▸ **Objective**: Extract, from the listing that follows, each line containing the word "elevation".

Extracts from a graphics dataset
§

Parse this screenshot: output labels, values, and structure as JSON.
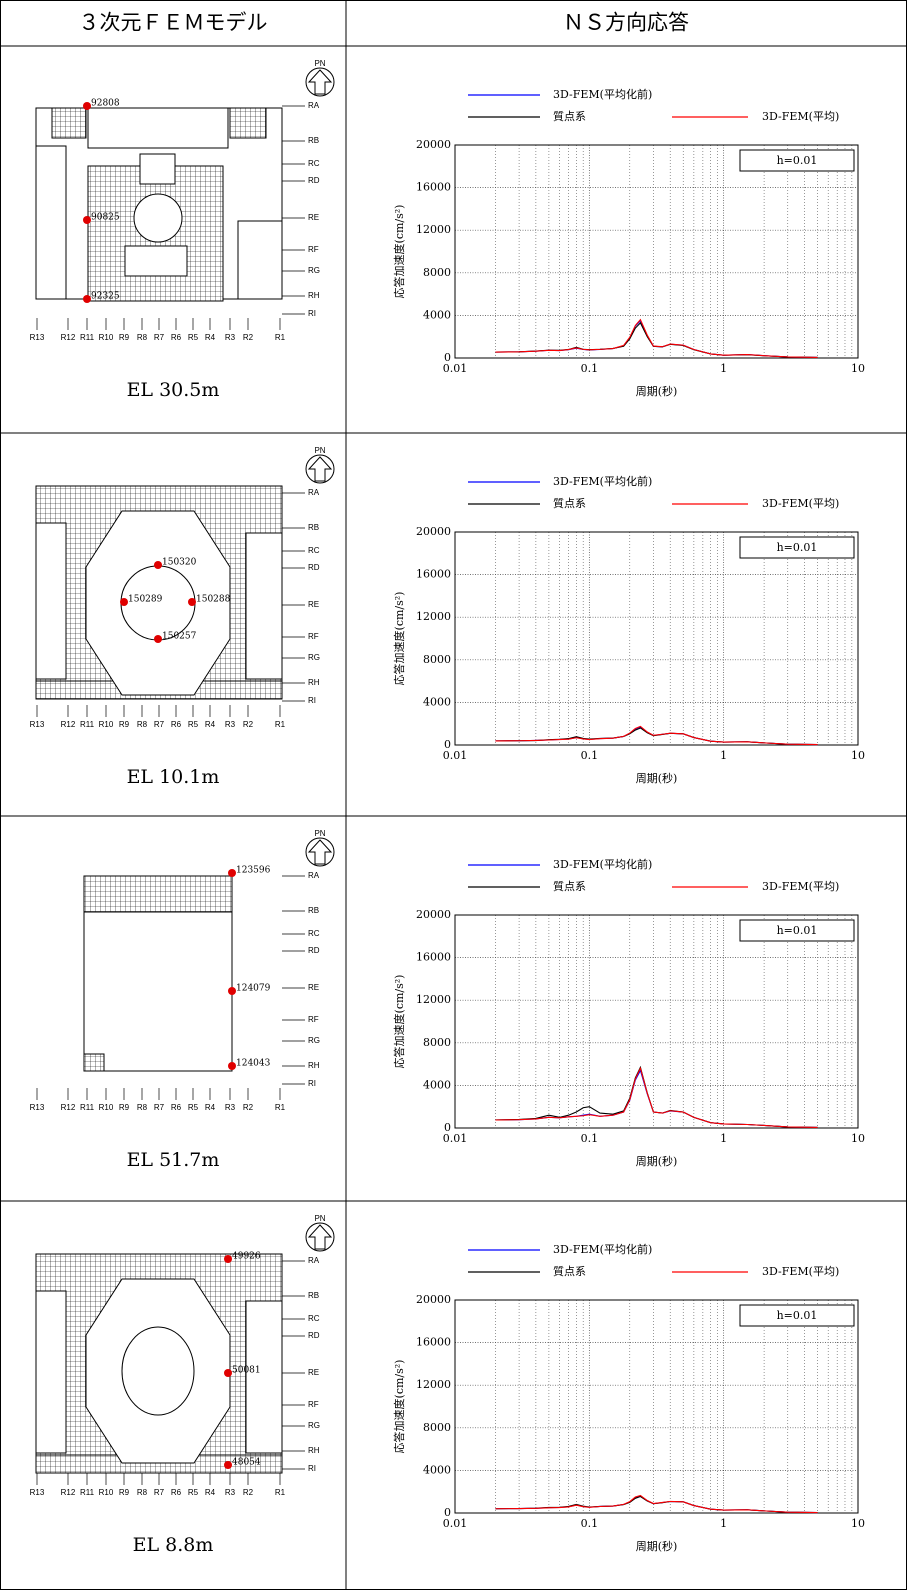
{
  "header": [
    "３次元ＦＥＭモデル",
    "ＮＳ方向応答"
  ],
  "north": "PN",
  "grid_rows": [
    "RA",
    "RB",
    "RC",
    "RD",
    "RE",
    "RF",
    "RG",
    "RH",
    "RI"
  ],
  "grid_cols": [
    "R13",
    "R12",
    "R11",
    "R10",
    "R9",
    "R8",
    "R7",
    "R6",
    "R5",
    "R4",
    "R3",
    "R2",
    "R1"
  ],
  "rows": [
    {
      "elevation": "EL 30.5m",
      "nodes": [
        "92808",
        "90825",
        "92325"
      ]
    },
    {
      "elevation": "EL 10.1m",
      "nodes": [
        "150320",
        "150289",
        "150288",
        "150257"
      ]
    },
    {
      "elevation": "EL 51.7m",
      "nodes": [
        "123596",
        "124079",
        "124043"
      ]
    },
    {
      "elevation": "EL 8.8m",
      "nodes": [
        "49926",
        "50081",
        "48054"
      ]
    }
  ],
  "chart_data": [
    {
      "type": "line",
      "xscale": "log",
      "grid": true,
      "annotation": "h=0.01",
      "xlabel": "周期(秒)",
      "ylabel": "応答加速度(cm/s²)",
      "xlim": [
        0.01,
        10
      ],
      "xticks": [
        0.01,
        0.1,
        1,
        10
      ],
      "ylim": [
        0,
        20000
      ],
      "yticks": [
        0,
        4000,
        8000,
        12000,
        16000,
        20000
      ],
      "x": [
        0.02,
        0.03,
        0.04,
        0.05,
        0.06,
        0.07,
        0.08,
        0.09,
        0.1,
        0.12,
        0.15,
        0.18,
        0.2,
        0.22,
        0.24,
        0.27,
        0.3,
        0.35,
        0.4,
        0.5,
        0.6,
        0.8,
        1,
        1.5,
        2,
        3,
        5
      ],
      "series": [
        {
          "name": "3D-FEM(平均化前)",
          "color": "#0000ff",
          "values": [
            560,
            580,
            640,
            720,
            700,
            780,
            920,
            800,
            760,
            800,
            880,
            1150,
            1900,
            3000,
            3500,
            2100,
            1100,
            1050,
            1300,
            1200,
            800,
            380,
            260,
            320,
            220,
            100,
            50
          ]
        },
        {
          "name": "質点系",
          "color": "#000000",
          "values": [
            560,
            580,
            650,
            740,
            720,
            800,
            1000,
            820,
            780,
            820,
            900,
            1100,
            1800,
            2800,
            3300,
            2000,
            1100,
            1050,
            1280,
            1180,
            780,
            380,
            260,
            310,
            210,
            100,
            50
          ]
        },
        {
          "name": "3D-FEM(平均)",
          "color": "#ff0000",
          "values": [
            560,
            580,
            640,
            720,
            700,
            790,
            940,
            810,
            770,
            810,
            890,
            1180,
            1950,
            3050,
            3600,
            2150,
            1120,
            1060,
            1310,
            1210,
            800,
            380,
            260,
            320,
            220,
            100,
            50
          ]
        }
      ]
    },
    {
      "type": "line",
      "xscale": "log",
      "grid": true,
      "annotation": "h=0.01",
      "xlabel": "周期(秒)",
      "ylabel": "応答加速度(cm/s²)",
      "xlim": [
        0.01,
        10
      ],
      "xticks": [
        0.01,
        0.1,
        1,
        10
      ],
      "ylim": [
        0,
        20000
      ],
      "yticks": [
        0,
        4000,
        8000,
        12000,
        16000,
        20000
      ],
      "x": [
        0.02,
        0.03,
        0.04,
        0.05,
        0.06,
        0.07,
        0.08,
        0.09,
        0.1,
        0.12,
        0.15,
        0.18,
        0.2,
        0.22,
        0.24,
        0.27,
        0.3,
        0.35,
        0.4,
        0.5,
        0.6,
        0.8,
        1,
        1.5,
        2,
        3,
        5
      ],
      "series": [
        {
          "name": "3D-FEM(平均化前)",
          "color": "#0000ff",
          "values": [
            380,
            400,
            430,
            480,
            520,
            560,
            700,
            580,
            520,
            600,
            640,
            800,
            1100,
            1500,
            1700,
            1200,
            900,
            1000,
            1100,
            1050,
            700,
            360,
            280,
            300,
            200,
            80,
            40
          ]
        },
        {
          "name": "質点系",
          "color": "#000000",
          "values": [
            380,
            400,
            420,
            500,
            540,
            600,
            780,
            620,
            560,
            620,
            650,
            800,
            1050,
            1400,
            1600,
            1150,
            880,
            990,
            1100,
            1050,
            700,
            360,
            280,
            300,
            200,
            80,
            40
          ]
        },
        {
          "name": "3D-FEM(平均)",
          "color": "#ff0000",
          "values": [
            380,
            400,
            430,
            470,
            510,
            550,
            680,
            570,
            510,
            590,
            640,
            810,
            1120,
            1550,
            1750,
            1220,
            910,
            1010,
            1110,
            1050,
            700,
            360,
            280,
            300,
            200,
            80,
            40
          ]
        }
      ]
    },
    {
      "type": "line",
      "xscale": "log",
      "grid": true,
      "annotation": "h=0.01",
      "xlabel": "周期(秒)",
      "ylabel": "応答加速度(cm/s²)",
      "xlim": [
        0.01,
        10
      ],
      "xticks": [
        0.01,
        0.1,
        1,
        10
      ],
      "ylim": [
        0,
        20000
      ],
      "yticks": [
        0,
        4000,
        8000,
        12000,
        16000,
        20000
      ],
      "x": [
        0.02,
        0.03,
        0.04,
        0.05,
        0.06,
        0.07,
        0.08,
        0.09,
        0.1,
        0.12,
        0.15,
        0.18,
        0.2,
        0.22,
        0.24,
        0.27,
        0.3,
        0.35,
        0.4,
        0.5,
        0.6,
        0.8,
        1,
        1.5,
        2,
        3,
        5
      ],
      "series": [
        {
          "name": "3D-FEM(平均化前)",
          "color": "#0000ff",
          "values": [
            750,
            780,
            850,
            1000,
            950,
            1050,
            1100,
            1200,
            1300,
            1100,
            1200,
            1500,
            2600,
            4500,
            5400,
            3200,
            1500,
            1400,
            1600,
            1500,
            1000,
            500,
            380,
            330,
            240,
            100,
            50
          ]
        },
        {
          "name": "質点系",
          "color": "#000000",
          "values": [
            760,
            800,
            900,
            1200,
            1000,
            1200,
            1500,
            1900,
            2000,
            1400,
            1300,
            1600,
            2800,
            4700,
            5700,
            3300,
            1500,
            1400,
            1650,
            1500,
            1000,
            500,
            380,
            330,
            240,
            100,
            50
          ]
        },
        {
          "name": "3D-FEM(平均)",
          "color": "#ff0000",
          "values": [
            750,
            780,
            850,
            1000,
            950,
            1050,
            1100,
            1150,
            1250,
            1100,
            1200,
            1500,
            2650,
            4600,
            5600,
            3250,
            1500,
            1400,
            1620,
            1500,
            1000,
            500,
            380,
            330,
            240,
            100,
            50
          ]
        }
      ]
    },
    {
      "type": "line",
      "xscale": "log",
      "grid": true,
      "annotation": "h=0.01",
      "xlabel": "周期(秒)",
      "ylabel": "応答加速度(cm/s²)",
      "xlim": [
        0.01,
        10
      ],
      "xticks": [
        0.01,
        0.1,
        1,
        10
      ],
      "ylim": [
        0,
        20000
      ],
      "yticks": [
        0,
        4000,
        8000,
        12000,
        16000,
        20000
      ],
      "x": [
        0.02,
        0.03,
        0.04,
        0.05,
        0.06,
        0.07,
        0.08,
        0.09,
        0.1,
        0.12,
        0.15,
        0.18,
        0.2,
        0.22,
        0.24,
        0.27,
        0.3,
        0.35,
        0.4,
        0.5,
        0.6,
        0.8,
        1,
        1.5,
        2,
        3,
        5
      ],
      "series": [
        {
          "name": "3D-FEM(平均化前)",
          "color": "#0000ff",
          "values": [
            400,
            420,
            440,
            500,
            520,
            580,
            750,
            600,
            540,
            620,
            650,
            800,
            1050,
            1450,
            1600,
            1150,
            880,
            980,
            1080,
            1050,
            700,
            360,
            280,
            300,
            200,
            80,
            40
          ]
        },
        {
          "name": "質点系",
          "color": "#000000",
          "values": [
            400,
            420,
            450,
            520,
            540,
            620,
            800,
            640,
            560,
            620,
            650,
            790,
            1000,
            1380,
            1550,
            1120,
            870,
            970,
            1080,
            1050,
            700,
            360,
            280,
            300,
            200,
            80,
            40
          ]
        },
        {
          "name": "3D-FEM(平均)",
          "color": "#ff0000",
          "values": [
            400,
            420,
            440,
            490,
            510,
            570,
            730,
            590,
            530,
            610,
            650,
            810,
            1070,
            1500,
            1650,
            1170,
            890,
            990,
            1090,
            1050,
            700,
            360,
            280,
            300,
            200,
            80,
            40
          ]
        }
      ]
    }
  ]
}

§

▸ **Complete output**:
      "elevation": "EL 30.5m",
      "elevation": "EL 10.1m",
      "elevation": "EL 51.7m",
      "elevation": "EL 8.8m",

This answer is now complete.